> **Given exercise**: In the data that follows, count every line holding the string "none" and give the count alone.

> **Records for this task**:

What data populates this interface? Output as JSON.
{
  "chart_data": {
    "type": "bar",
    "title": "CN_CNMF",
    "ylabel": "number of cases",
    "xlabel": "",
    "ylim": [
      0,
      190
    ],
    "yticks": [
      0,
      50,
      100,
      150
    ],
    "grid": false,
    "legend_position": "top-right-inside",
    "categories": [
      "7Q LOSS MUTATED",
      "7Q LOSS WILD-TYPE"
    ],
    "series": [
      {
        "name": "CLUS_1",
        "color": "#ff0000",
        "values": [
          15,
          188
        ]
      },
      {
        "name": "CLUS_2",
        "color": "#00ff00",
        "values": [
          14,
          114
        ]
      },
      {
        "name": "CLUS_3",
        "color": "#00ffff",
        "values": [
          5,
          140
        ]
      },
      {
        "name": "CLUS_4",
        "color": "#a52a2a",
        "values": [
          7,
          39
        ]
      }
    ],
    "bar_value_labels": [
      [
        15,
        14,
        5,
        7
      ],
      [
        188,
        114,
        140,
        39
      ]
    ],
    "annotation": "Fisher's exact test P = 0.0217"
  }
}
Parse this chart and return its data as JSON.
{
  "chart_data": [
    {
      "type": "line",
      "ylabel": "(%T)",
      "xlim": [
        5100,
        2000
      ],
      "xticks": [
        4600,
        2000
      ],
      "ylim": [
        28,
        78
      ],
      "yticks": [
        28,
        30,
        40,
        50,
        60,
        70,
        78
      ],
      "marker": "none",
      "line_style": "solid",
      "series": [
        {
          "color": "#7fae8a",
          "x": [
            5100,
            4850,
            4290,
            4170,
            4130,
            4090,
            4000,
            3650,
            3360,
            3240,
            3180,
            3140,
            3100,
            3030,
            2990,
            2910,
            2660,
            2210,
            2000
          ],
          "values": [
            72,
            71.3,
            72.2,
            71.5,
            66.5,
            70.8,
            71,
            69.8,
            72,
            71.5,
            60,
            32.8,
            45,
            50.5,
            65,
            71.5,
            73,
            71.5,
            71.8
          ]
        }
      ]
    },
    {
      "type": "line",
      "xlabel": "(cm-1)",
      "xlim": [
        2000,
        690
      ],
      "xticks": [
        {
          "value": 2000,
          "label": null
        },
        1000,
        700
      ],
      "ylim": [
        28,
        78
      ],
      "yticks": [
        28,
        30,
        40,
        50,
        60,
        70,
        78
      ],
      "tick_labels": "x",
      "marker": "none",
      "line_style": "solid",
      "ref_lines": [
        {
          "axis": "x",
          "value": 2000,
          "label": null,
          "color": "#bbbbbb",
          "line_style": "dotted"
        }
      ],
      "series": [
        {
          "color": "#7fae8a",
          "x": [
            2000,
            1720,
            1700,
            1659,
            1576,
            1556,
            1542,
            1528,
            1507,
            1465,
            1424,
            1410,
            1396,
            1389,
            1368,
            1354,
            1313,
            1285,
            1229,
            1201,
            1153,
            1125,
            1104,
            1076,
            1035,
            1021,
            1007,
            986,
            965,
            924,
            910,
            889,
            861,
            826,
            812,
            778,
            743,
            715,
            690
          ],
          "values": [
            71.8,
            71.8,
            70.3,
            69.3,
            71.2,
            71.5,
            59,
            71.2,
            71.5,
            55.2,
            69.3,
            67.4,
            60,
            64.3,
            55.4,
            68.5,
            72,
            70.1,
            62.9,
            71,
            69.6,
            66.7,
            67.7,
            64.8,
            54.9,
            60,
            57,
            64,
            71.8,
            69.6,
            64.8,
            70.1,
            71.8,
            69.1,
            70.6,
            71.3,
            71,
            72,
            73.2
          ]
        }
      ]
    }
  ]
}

---

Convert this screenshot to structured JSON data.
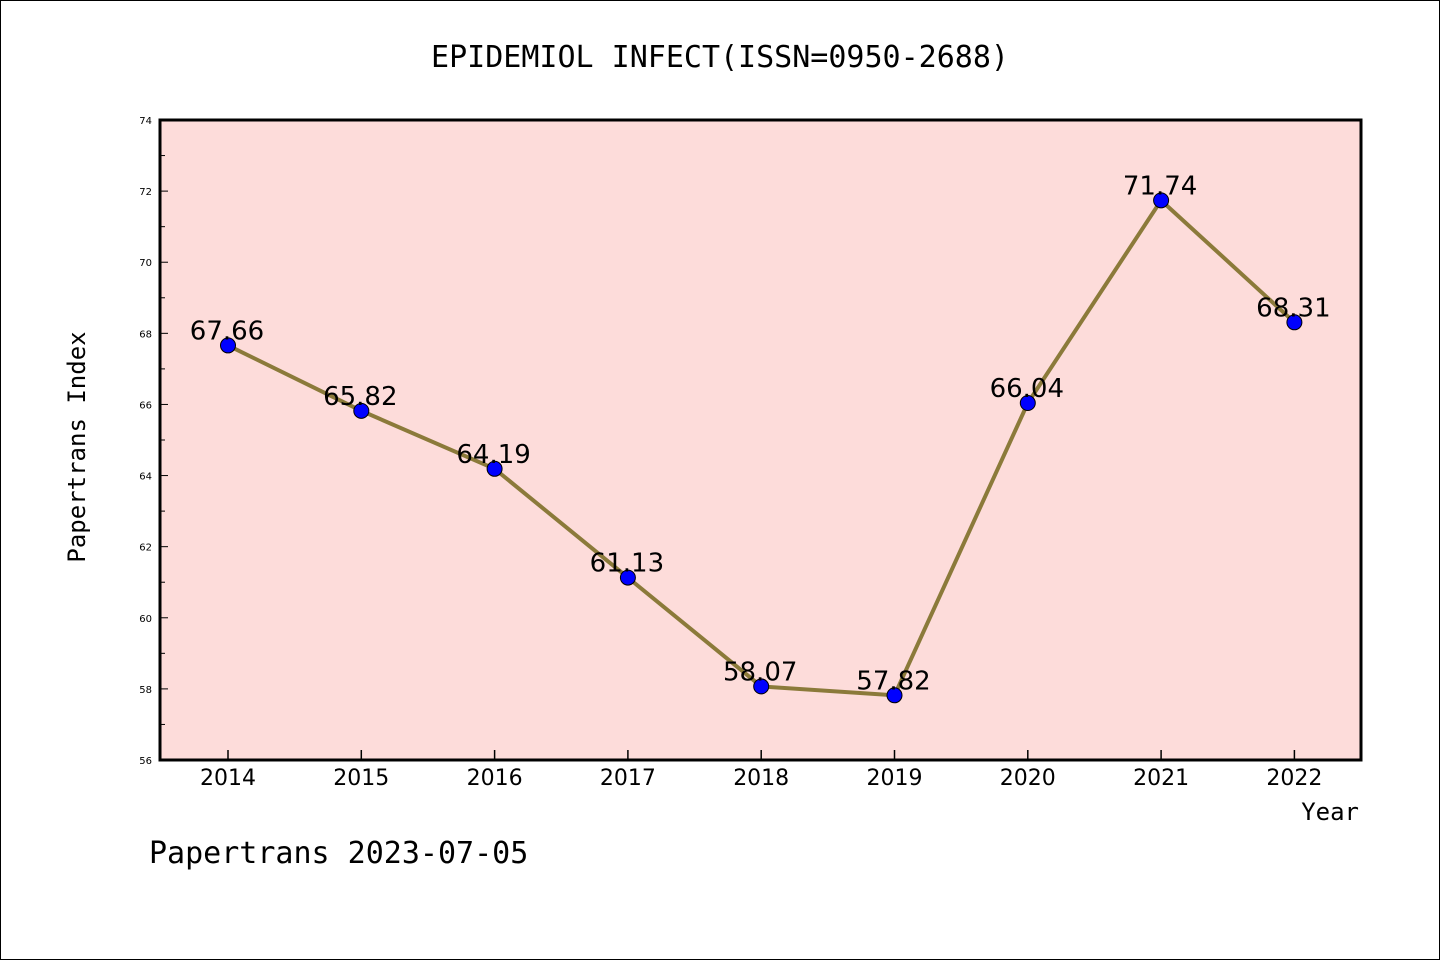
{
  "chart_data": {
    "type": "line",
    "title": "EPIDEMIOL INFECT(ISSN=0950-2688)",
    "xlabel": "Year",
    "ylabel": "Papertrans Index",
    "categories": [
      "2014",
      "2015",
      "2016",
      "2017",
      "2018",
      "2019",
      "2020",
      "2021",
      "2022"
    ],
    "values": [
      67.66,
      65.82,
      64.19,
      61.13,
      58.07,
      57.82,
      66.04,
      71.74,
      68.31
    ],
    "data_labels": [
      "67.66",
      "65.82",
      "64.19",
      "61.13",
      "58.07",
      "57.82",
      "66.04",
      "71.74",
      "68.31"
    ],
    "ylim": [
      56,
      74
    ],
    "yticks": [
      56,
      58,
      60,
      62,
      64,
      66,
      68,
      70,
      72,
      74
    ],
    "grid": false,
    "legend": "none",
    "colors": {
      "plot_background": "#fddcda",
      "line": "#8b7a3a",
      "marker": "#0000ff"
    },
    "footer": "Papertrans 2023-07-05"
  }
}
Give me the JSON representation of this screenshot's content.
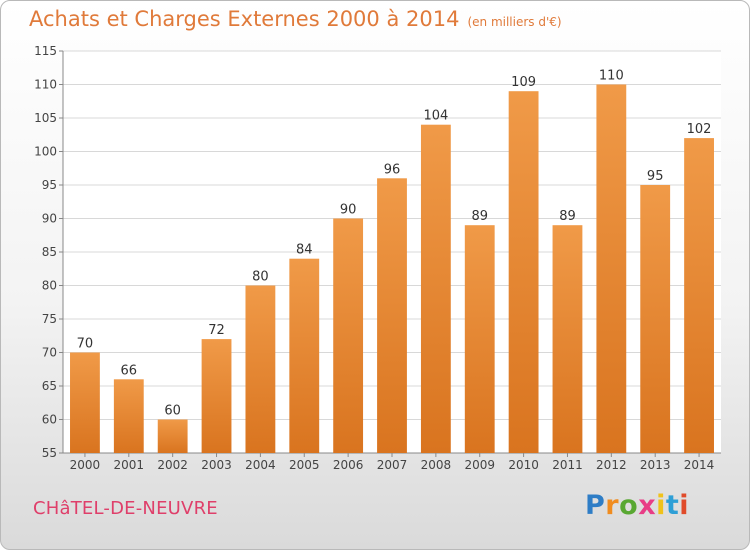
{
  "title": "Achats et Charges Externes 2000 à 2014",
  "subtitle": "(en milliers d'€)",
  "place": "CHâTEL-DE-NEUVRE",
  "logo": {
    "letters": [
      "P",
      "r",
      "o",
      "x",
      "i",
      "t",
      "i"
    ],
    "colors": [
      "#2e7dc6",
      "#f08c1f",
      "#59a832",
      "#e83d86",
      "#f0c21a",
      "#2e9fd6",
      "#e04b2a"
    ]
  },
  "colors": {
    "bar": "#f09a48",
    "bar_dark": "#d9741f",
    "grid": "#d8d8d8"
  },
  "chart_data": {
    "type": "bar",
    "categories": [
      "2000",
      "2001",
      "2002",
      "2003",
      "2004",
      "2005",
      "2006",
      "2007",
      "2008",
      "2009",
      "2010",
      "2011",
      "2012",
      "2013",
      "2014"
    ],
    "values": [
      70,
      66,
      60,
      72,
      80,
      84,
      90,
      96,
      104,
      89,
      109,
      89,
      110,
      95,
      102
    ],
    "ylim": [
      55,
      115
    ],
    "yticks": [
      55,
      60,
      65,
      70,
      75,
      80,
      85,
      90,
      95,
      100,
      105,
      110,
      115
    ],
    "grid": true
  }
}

...

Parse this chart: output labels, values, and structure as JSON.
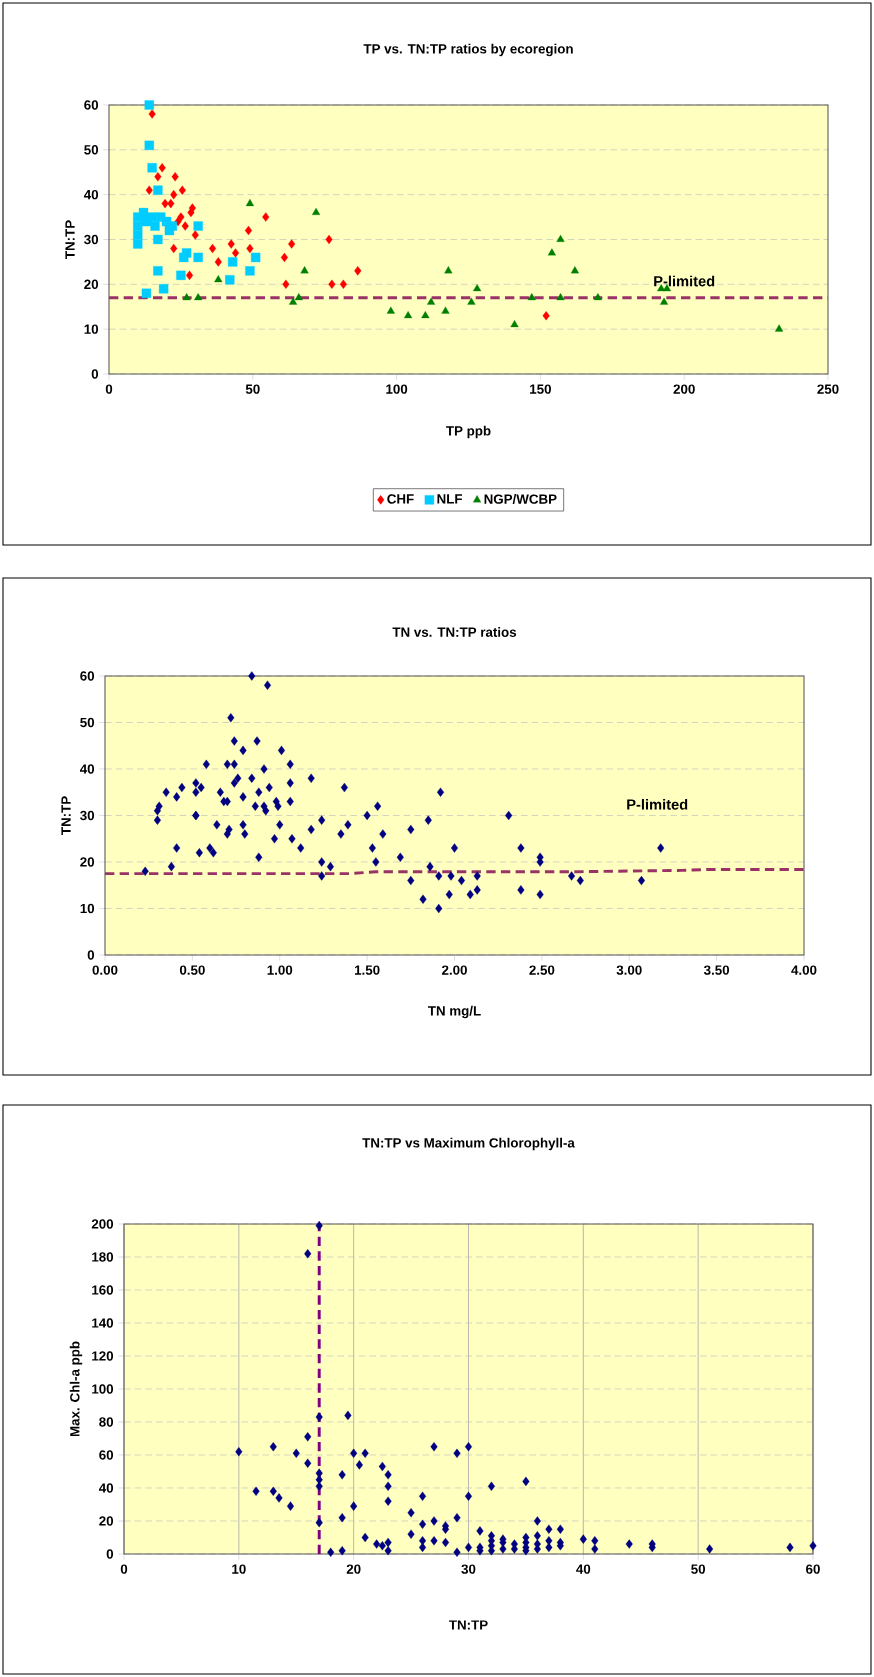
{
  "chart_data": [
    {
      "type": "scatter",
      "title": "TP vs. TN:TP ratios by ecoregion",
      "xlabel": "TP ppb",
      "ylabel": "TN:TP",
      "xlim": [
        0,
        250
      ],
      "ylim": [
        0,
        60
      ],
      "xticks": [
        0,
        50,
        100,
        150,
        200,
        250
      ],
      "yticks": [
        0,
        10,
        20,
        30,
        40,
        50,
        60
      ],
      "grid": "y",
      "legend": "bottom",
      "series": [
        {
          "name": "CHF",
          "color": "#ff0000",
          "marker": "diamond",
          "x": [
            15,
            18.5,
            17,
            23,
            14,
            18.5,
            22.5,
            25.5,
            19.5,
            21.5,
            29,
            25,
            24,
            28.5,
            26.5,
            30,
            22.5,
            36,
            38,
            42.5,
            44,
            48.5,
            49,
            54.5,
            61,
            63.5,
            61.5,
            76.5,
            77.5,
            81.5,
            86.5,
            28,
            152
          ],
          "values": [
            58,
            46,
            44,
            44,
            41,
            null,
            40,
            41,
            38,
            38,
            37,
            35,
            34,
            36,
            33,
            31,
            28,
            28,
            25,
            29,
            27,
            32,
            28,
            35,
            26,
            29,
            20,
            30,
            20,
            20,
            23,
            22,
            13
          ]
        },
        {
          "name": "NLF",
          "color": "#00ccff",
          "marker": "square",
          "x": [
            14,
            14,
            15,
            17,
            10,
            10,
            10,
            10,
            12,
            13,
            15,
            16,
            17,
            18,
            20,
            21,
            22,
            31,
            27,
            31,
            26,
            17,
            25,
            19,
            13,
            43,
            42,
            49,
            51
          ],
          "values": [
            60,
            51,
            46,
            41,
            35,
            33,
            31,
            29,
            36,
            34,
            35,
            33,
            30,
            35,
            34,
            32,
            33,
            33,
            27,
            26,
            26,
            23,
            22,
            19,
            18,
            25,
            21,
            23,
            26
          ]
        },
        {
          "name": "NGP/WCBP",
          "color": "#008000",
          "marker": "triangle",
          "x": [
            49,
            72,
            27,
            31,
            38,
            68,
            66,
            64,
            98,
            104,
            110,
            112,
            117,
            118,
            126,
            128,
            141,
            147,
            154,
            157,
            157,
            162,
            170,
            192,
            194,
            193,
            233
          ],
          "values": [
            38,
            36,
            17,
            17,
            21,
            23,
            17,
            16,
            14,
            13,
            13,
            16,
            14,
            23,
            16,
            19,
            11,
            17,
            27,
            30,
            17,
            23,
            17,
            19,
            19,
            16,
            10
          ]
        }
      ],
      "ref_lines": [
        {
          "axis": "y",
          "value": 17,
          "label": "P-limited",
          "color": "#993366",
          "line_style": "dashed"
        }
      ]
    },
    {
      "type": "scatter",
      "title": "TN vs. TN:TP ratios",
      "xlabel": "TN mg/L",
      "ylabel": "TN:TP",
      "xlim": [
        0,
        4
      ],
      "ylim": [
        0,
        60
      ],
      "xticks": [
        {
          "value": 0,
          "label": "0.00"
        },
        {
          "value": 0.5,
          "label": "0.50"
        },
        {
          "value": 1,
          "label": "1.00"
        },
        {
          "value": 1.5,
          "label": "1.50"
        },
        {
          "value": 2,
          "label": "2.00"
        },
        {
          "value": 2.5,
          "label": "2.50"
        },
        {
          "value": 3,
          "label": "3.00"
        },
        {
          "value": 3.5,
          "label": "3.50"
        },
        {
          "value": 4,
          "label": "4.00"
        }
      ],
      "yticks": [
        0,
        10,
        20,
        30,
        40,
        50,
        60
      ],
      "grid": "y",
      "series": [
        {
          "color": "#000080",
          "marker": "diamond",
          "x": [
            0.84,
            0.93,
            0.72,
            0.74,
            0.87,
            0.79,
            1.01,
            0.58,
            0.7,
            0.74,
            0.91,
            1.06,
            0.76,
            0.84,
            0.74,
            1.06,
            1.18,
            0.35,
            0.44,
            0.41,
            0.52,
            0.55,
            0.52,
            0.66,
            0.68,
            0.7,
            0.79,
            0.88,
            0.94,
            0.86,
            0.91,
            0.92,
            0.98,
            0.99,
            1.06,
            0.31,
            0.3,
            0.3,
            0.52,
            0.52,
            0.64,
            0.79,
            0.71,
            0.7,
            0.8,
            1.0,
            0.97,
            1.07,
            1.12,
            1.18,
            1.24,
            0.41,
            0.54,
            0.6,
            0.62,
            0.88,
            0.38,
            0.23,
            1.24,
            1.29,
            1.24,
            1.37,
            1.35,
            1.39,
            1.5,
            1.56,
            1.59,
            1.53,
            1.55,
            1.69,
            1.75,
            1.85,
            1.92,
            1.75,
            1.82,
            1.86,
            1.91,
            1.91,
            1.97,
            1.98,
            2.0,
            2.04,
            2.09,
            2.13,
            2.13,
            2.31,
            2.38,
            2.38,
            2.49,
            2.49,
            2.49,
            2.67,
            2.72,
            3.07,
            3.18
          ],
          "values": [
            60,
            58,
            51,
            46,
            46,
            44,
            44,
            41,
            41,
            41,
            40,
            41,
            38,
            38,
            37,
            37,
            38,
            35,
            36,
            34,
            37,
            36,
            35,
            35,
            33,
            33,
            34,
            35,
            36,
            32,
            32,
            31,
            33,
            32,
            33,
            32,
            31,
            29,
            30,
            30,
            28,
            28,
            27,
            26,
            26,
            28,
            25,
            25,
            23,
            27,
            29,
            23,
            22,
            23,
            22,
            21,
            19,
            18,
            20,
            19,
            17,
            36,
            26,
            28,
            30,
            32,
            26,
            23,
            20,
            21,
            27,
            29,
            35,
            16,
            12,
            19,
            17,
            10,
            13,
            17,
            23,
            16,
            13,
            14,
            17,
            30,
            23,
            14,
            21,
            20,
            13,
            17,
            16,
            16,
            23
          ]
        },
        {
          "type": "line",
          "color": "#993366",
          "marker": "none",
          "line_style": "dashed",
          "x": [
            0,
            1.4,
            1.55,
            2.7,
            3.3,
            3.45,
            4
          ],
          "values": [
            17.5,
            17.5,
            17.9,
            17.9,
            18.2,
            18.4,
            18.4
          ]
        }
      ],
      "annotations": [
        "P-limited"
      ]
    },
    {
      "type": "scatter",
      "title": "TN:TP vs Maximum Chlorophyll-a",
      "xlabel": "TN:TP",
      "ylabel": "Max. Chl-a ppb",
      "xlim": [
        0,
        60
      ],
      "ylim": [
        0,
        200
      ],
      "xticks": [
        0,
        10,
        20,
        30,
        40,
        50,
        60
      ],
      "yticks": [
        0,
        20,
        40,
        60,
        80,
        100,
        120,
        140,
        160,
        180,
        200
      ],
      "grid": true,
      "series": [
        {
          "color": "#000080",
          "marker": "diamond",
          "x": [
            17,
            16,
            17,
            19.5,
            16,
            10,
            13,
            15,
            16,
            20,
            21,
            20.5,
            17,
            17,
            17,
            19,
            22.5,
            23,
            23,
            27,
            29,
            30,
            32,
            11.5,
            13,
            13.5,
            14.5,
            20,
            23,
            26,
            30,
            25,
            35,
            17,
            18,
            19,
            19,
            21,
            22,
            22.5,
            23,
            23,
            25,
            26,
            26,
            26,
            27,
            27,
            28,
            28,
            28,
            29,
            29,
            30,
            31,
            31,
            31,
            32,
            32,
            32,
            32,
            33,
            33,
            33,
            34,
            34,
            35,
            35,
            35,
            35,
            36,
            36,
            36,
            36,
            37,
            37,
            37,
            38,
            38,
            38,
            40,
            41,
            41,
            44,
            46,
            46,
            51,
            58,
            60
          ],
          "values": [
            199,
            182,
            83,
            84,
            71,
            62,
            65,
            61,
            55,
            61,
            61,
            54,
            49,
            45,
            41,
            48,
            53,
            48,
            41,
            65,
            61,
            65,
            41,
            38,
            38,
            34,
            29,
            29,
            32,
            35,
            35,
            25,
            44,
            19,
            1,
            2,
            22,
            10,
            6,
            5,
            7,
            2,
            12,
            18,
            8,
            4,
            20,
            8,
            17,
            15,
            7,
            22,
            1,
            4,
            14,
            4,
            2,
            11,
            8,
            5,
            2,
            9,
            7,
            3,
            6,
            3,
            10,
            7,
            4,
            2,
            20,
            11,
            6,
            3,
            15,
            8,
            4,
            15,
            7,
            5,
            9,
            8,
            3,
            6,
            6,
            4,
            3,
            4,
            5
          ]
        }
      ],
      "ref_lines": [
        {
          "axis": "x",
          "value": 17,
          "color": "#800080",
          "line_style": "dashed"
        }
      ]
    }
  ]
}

> **Solution to this problem**: 4